** START OF Supplied material **

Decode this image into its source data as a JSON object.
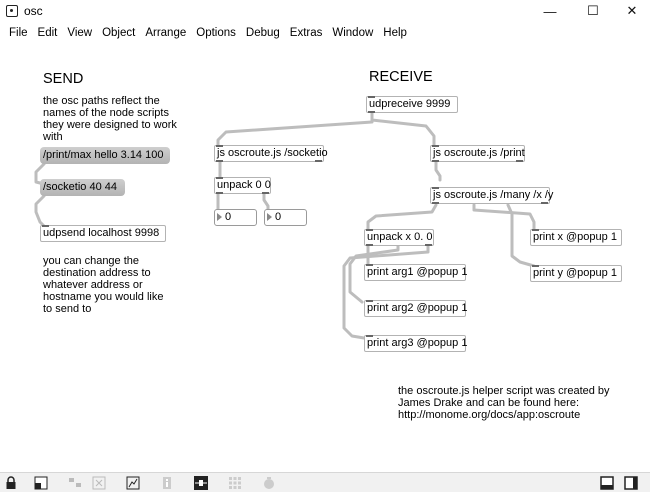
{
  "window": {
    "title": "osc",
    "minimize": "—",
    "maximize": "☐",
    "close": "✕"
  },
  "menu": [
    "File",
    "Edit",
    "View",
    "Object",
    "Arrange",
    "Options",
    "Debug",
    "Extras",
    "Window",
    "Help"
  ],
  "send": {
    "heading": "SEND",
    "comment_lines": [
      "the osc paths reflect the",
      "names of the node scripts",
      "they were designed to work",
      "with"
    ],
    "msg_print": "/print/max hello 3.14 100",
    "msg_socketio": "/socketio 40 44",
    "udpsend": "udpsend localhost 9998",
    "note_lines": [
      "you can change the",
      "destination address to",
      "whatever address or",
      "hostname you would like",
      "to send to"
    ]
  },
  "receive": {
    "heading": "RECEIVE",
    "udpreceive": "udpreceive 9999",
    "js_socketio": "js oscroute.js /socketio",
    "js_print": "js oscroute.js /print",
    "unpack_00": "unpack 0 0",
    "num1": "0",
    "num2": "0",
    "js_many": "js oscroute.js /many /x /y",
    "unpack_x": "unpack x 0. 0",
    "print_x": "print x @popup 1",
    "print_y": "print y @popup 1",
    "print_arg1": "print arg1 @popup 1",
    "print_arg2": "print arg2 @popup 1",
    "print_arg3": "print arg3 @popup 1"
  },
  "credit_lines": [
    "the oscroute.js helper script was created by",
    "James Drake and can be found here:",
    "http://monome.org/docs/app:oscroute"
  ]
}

** END OF Supplied material **

Stated task: Copy every line of the data word for word, omitting the images.

Exercise solution:
Decode this image into its source data as a JSON object.
{
  "window": {
    "title": "osc",
    "minimize": "—",
    "maximize": "☐",
    "close": "✕"
  },
  "menu": [
    "File",
    "Edit",
    "View",
    "Object",
    "Arrange",
    "Options",
    "Debug",
    "Extras",
    "Window",
    "Help"
  ],
  "send": {
    "heading": "SEND",
    "comment_lines": [
      "the osc paths reflect the",
      "names of the node scripts",
      "they were designed to work",
      "with"
    ],
    "msg_print": "/print/max hello 3.14 100",
    "msg_socketio": "/socketio 40 44",
    "udpsend": "udpsend localhost 9998",
    "note_lines": [
      "you can change the",
      "destination address to",
      "whatever address or",
      "hostname you would like",
      "to send to"
    ]
  },
  "receive": {
    "heading": "RECEIVE",
    "udpreceive": "udpreceive 9999",
    "js_socketio": "js oscroute.js /socketio",
    "js_print": "js oscroute.js /print",
    "unpack_00": "unpack 0 0",
    "num1": "0",
    "num2": "0",
    "js_many": "js oscroute.js /many /x /y",
    "unpack_x": "unpack x 0. 0",
    "print_x": "print x @popup 1",
    "print_y": "print y @popup 1",
    "print_arg1": "print arg1 @popup 1",
    "print_arg2": "print arg2 @popup 1",
    "print_arg3": "print arg3 @popup 1"
  },
  "credit_lines": [
    "the oscroute.js helper script was created by",
    "James Drake and can be found here:",
    "http://monome.org/docs/app:oscroute"
  ]
}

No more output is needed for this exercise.